**What to work on:**
Without the pictures, copy the entries below word for word.

[Data items]
———

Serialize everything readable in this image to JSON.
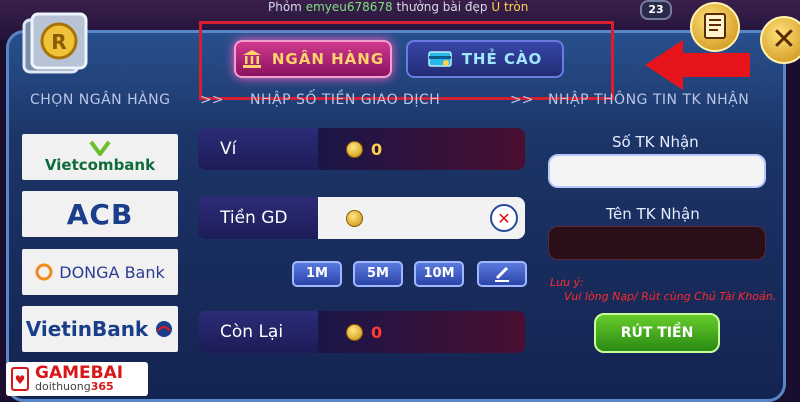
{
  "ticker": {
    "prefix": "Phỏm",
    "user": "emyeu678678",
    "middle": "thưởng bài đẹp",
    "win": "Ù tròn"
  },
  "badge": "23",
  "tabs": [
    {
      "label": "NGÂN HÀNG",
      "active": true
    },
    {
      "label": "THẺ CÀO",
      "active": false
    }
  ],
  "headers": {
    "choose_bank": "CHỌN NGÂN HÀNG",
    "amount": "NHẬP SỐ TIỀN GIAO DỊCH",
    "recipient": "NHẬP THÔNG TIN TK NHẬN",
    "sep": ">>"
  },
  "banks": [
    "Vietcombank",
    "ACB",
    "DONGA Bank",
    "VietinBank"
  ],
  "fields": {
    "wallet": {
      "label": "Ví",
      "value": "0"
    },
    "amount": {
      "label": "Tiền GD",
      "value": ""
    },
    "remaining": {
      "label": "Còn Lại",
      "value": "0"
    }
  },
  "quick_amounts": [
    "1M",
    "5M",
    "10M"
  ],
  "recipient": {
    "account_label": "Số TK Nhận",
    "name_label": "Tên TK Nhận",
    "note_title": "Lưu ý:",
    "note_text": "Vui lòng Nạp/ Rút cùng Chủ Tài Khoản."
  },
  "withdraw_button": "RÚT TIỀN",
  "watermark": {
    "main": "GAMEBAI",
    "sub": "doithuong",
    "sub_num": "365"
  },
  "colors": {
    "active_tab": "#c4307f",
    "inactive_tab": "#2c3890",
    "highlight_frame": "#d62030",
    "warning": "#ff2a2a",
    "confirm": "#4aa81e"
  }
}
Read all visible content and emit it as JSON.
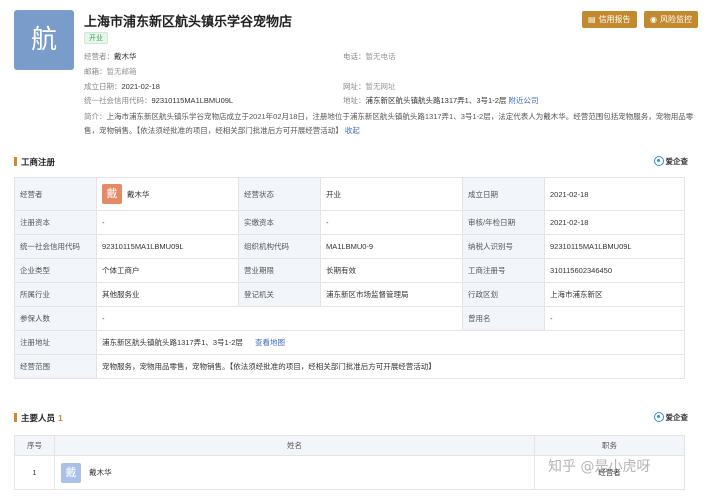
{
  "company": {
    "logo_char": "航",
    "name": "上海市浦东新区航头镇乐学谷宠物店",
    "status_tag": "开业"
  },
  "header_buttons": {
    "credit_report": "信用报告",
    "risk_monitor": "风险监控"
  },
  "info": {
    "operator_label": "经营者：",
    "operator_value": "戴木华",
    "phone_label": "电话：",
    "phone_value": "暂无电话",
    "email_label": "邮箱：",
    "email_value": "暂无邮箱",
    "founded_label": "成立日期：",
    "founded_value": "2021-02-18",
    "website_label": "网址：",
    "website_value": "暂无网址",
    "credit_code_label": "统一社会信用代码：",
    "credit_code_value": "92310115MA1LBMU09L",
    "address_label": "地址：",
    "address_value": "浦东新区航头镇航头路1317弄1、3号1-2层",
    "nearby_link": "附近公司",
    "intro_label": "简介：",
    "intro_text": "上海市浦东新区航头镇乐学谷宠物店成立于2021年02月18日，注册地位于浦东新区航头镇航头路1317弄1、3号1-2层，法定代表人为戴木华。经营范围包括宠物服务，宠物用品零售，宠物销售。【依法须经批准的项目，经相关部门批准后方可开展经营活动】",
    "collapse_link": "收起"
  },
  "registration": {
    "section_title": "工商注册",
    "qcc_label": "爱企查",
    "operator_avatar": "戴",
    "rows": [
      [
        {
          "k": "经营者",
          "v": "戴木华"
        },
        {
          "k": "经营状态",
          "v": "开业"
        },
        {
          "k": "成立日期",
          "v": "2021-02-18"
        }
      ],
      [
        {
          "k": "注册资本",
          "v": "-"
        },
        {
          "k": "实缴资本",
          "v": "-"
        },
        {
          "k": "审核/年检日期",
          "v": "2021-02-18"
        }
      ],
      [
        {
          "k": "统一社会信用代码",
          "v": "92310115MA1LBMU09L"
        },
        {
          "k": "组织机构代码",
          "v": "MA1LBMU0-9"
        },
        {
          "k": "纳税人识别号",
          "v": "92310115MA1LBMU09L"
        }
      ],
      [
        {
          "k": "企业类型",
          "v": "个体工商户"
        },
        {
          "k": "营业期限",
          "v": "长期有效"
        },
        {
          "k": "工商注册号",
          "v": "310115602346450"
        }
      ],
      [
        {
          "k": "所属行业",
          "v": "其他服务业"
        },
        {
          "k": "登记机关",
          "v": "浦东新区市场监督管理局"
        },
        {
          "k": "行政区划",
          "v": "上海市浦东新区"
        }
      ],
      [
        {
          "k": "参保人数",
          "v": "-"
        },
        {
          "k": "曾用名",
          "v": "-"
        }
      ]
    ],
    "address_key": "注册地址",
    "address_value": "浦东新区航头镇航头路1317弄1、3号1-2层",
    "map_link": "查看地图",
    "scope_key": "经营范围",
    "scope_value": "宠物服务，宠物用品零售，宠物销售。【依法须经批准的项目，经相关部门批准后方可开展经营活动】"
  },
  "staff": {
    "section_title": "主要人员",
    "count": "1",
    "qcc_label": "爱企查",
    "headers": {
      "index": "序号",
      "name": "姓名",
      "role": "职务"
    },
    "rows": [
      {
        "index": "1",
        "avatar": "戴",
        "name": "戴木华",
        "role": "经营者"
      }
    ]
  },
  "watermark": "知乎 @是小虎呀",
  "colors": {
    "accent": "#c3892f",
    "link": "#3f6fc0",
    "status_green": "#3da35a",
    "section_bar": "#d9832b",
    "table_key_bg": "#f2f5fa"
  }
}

———

**Exercise answer:**
Serialize everything readable in this image to JSON.
{
  "ticker": {
    "prefix": "Phỏm",
    "user": "emyeu678678",
    "middle": "thưởng bài đẹp",
    "win": "Ù tròn"
  },
  "badge": "23",
  "tabs": [
    {
      "label": "NGÂN HÀNG",
      "active": true
    },
    {
      "label": "THẺ CÀO",
      "active": false
    }
  ],
  "headers": {
    "choose_bank": "CHỌN NGÂN HÀNG",
    "amount": "NHẬP SỐ TIỀN GIAO DỊCH",
    "recipient": "NHẬP THÔNG TIN TK NHẬN",
    "sep": ">>"
  },
  "banks": [
    "Vietcombank",
    "ACB",
    "DONGA Bank",
    "VietinBank"
  ],
  "fields": {
    "wallet": {
      "label": "Ví",
      "value": "0"
    },
    "amount": {
      "label": "Tiền GD",
      "value": ""
    },
    "remaining": {
      "label": "Còn Lại",
      "value": "0"
    }
  },
  "quick_amounts": [
    "1M",
    "5M",
    "10M"
  ],
  "recipient": {
    "account_label": "Số TK Nhận",
    "name_label": "Tên TK Nhận",
    "note_title": "Lưu ý:",
    "note_text": "Vui lòng Nạp/ Rút cùng Chủ Tài Khoản."
  },
  "withdraw_button": "RÚT TIỀN",
  "watermark": {
    "main": "GAMEBAI",
    "sub": "doithuong",
    "sub_num": "365"
  },
  "colors": {
    "active_tab": "#c4307f",
    "inactive_tab": "#2c3890",
    "highlight_frame": "#d62030",
    "warning": "#ff2a2a",
    "confirm": "#4aa81e"
  }
}
Read all visible content and emit it as JSON.
{
  "company": {
    "logo_char": "航",
    "name": "上海市浦东新区航头镇乐学谷宠物店",
    "status_tag": "开业"
  },
  "header_buttons": {
    "credit_report": "信用报告",
    "risk_monitor": "风险监控"
  },
  "info": {
    "operator_label": "经营者：",
    "operator_value": "戴木华",
    "phone_label": "电话：",
    "phone_value": "暂无电话",
    "email_label": "邮箱：",
    "email_value": "暂无邮箱",
    "founded_label": "成立日期：",
    "founded_value": "2021-02-18",
    "website_label": "网址：",
    "website_value": "暂无网址",
    "credit_code_label": "统一社会信用代码：",
    "credit_code_value": "92310115MA1LBMU09L",
    "address_label": "地址：",
    "address_value": "浦东新区航头镇航头路1317弄1、3号1-2层",
    "nearby_link": "附近公司",
    "intro_label": "简介：",
    "intro_text": "上海市浦东新区航头镇乐学谷宠物店成立于2021年02月18日，注册地位于浦东新区航头镇航头路1317弄1、3号1-2层，法定代表人为戴木华。经营范围包括宠物服务，宠物用品零售，宠物销售。【依法须经批准的项目，经相关部门批准后方可开展经营活动】",
    "collapse_link": "收起"
  },
  "registration": {
    "section_title": "工商注册",
    "qcc_label": "爱企查",
    "operator_avatar": "戴",
    "rows": [
      [
        {
          "k": "经营者",
          "v": "戴木华"
        },
        {
          "k": "经营状态",
          "v": "开业"
        },
        {
          "k": "成立日期",
          "v": "2021-02-18"
        }
      ],
      [
        {
          "k": "注册资本",
          "v": "-"
        },
        {
          "k": "实缴资本",
          "v": "-"
        },
        {
          "k": "审核/年检日期",
          "v": "2021-02-18"
        }
      ],
      [
        {
          "k": "统一社会信用代码",
          "v": "92310115MA1LBMU09L"
        },
        {
          "k": "组织机构代码",
          "v": "MA1LBMU0-9"
        },
        {
          "k": "纳税人识别号",
          "v": "92310115MA1LBMU09L"
        }
      ],
      [
        {
          "k": "企业类型",
          "v": "个体工商户"
        },
        {
          "k": "营业期限",
          "v": "长期有效"
        },
        {
          "k": "工商注册号",
          "v": "310115602346450"
        }
      ],
      [
        {
          "k": "所属行业",
          "v": "其他服务业"
        },
        {
          "k": "登记机关",
          "v": "浦东新区市场监督管理局"
        },
        {
          "k": "行政区划",
          "v": "上海市浦东新区"
        }
      ],
      [
        {
          "k": "参保人数",
          "v": "-"
        },
        {
          "k": "曾用名",
          "v": "-"
        }
      ]
    ],
    "address_key": "注册地址",
    "address_value": "浦东新区航头镇航头路1317弄1、3号1-2层",
    "map_link": "查看地图",
    "scope_key": "经营范围",
    "scope_value": "宠物服务，宠物用品零售，宠物销售。【依法须经批准的项目，经相关部门批准后方可开展经营活动】"
  },
  "staff": {
    "section_title": "主要人员",
    "count": "1",
    "qcc_label": "爱企查",
    "headers": {
      "index": "序号",
      "name": "姓名",
      "role": "职务"
    },
    "rows": [
      {
        "index": "1",
        "avatar": "戴",
        "name": "戴木华",
        "role": "经营者"
      }
    ]
  },
  "watermark": "知乎 @是小虎呀",
  "colors": {
    "accent": "#c3892f",
    "link": "#3f6fc0",
    "status_green": "#3da35a",
    "section_bar": "#d9832b",
    "table_key_bg": "#f2f5fa"
  }
}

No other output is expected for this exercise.